>>>
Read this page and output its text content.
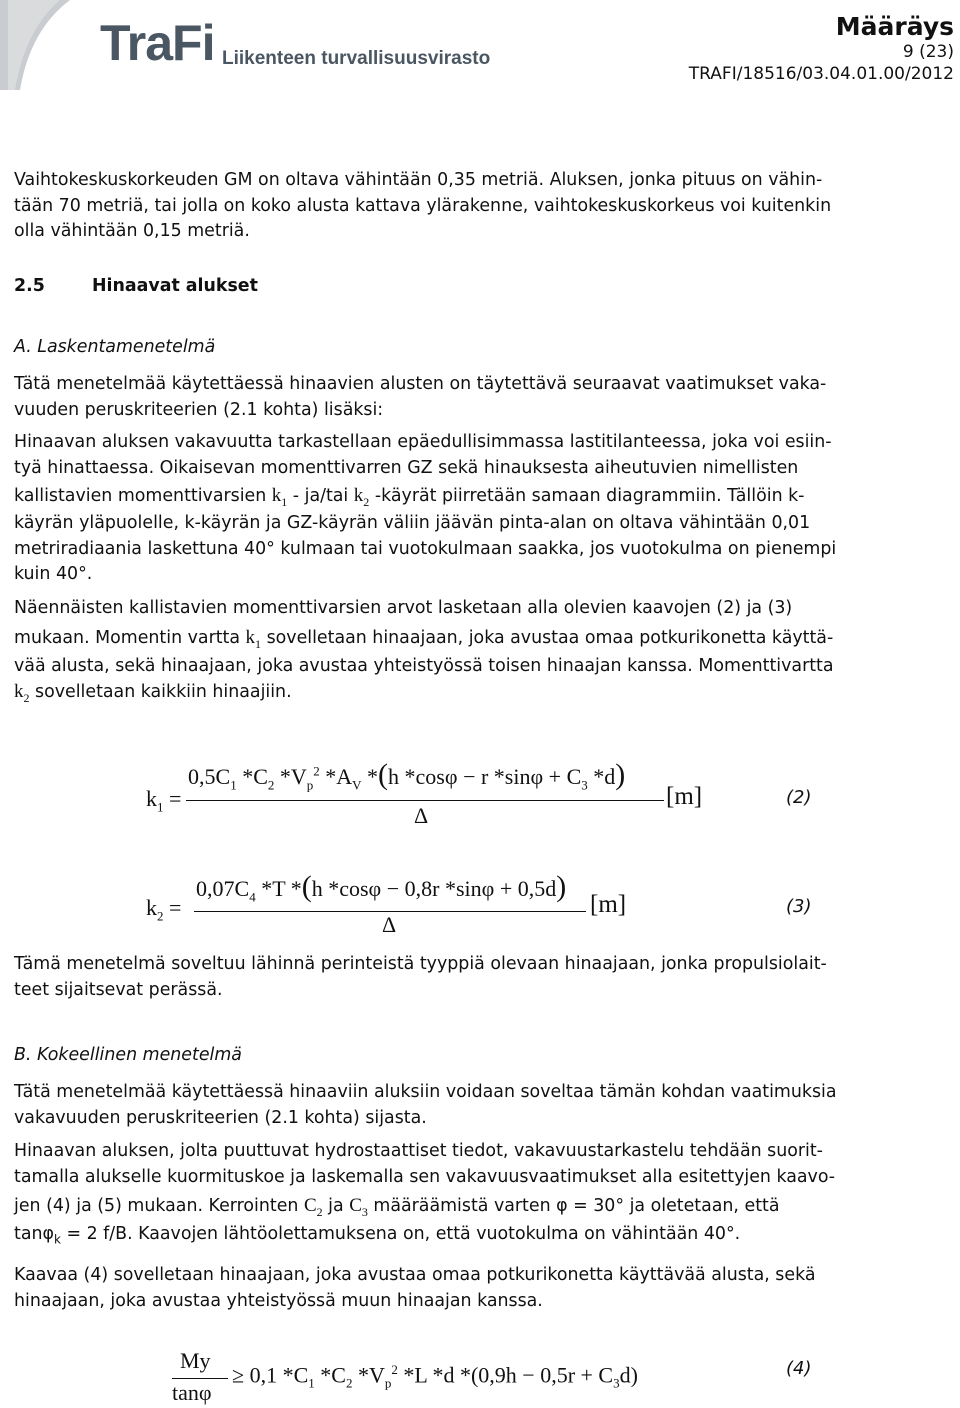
TraFi Liikenteen turvallisuusvirasto
Määräys
9 (23)
TRAFI/18516/03.04.01.00/2012
Vaihtokeskuskorkeuden GM on oltava vähintään 0,35 metriä. Aluksen, jonka pituus on vähin-
tään 70 metriä, tai jolla on koko alusta kattava ylärakenne, vaihtokeskuskorkeus voi kuitenkin
olla vähintään 0,15 metriä.
2.5	Hinaavat alukset
A. Laskentamenetelmä
Tätä menetelmää käytettäessä hinaavien alusten on täytettävä seuraavat vaatimukset vaka-
vuuden peruskriteerien (2.1 kohta) lisäksi:
Hinaavan aluksen vakavuutta tarkastellaan epäedullisimmassa lastitilanteessa, joka voi esiin-
tyä hinattaessa. Oikaisevan momenttivarren GZ sekä hinauksesta aiheutuvien nimellisten
kallistavien momenttivarsien $k_1 - ja/tai$ $k_2$ -käyrät piirretään samaan diagrammiin. Tällöin k-
käyrän yläpuolelle, k-käyrän ja GZ-käyrän väliin jäävän pinta-alan on oltava vähintään 0,01
metriradiaania laskettuna 40° kulmaan tai vuotokulmaan saakka, jos vuotokulma on pienempi
kuin 40°.
Näennäisten kallistavien momenttivarsien arvot lasketaan alla olevien kaavojen (2) ja (3)
mukaan. Momentin vartta $k_1$ sovelletaan hinaajaan, joka avustaa omaa potkurikonetta käyttä-
vää alusta, sekä hinaajaan, joka avustaa yhteistyössä toisen hinaajan kanssa. Momenttivartta
$k_2$ sovelletaan kaikkiin hinaajiin.
$k_1$ =
$0,5C_1$ $*C_2$ $*V_p^2$ $*A_V$ *(h *cosφ − r $*\sin\varphi + C_3$ *d)
Δ
[m]	(2)
$k_2$ =
$0,07C_4$ *T *(h *cosφ − 0,8r *sinφ + 0,5d)
Δ
[m]	(3)
Tämä menetelmä soveltuu lähinnä perinteistä tyyppiä olevaan hinaajaan, jonka propulsiolait-
teet sijaitsevat perässä.
B. Kokeellinen menetelmä
Tätä menetelmää käytettäessä hinaaviin aluksiin voidaan soveltaa tämän kohdan vaatimuksia
vakavuuden peruskriteerien (2.1 kohta) sijasta.
Hinaavan aluksen, jolta puuttuvat hydrostaattiset tiedot, vakavuustarkastelu tehdään suorit-
tamalla alukselle kuormituskoe ja laskemalla sen vakavuusvaatimukset alla esitettyjen kaavo-
jen (4) ja (5) mukaan. Kerrointen $C_2$ ja $C_3$ määräämistä varten φ = 30° ja oletetaan, että
tanφ$_k$ = 2 f/B. Kaavojen lähtöolettamuksena on, että vuotokulma on vähintään 40°.
Kaavaa (4) sovelletaan hinaajaan, joka avustaa omaa potkurikonetta käyttävää alusta, sekä
hinaajaan, joka avustaa yhteistyössä muun hinaajan kanssa.
My
tanφ
≥ 0,1 $*C_1$ $*C_2$ $*V_p^2$ *L *d $*(0,9h - 0,5r + C_3d)$	(4)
<<<
State how many lines of the listing include "yhteistyössä", and nothing more.

**EXERCISE ANSWER:** 2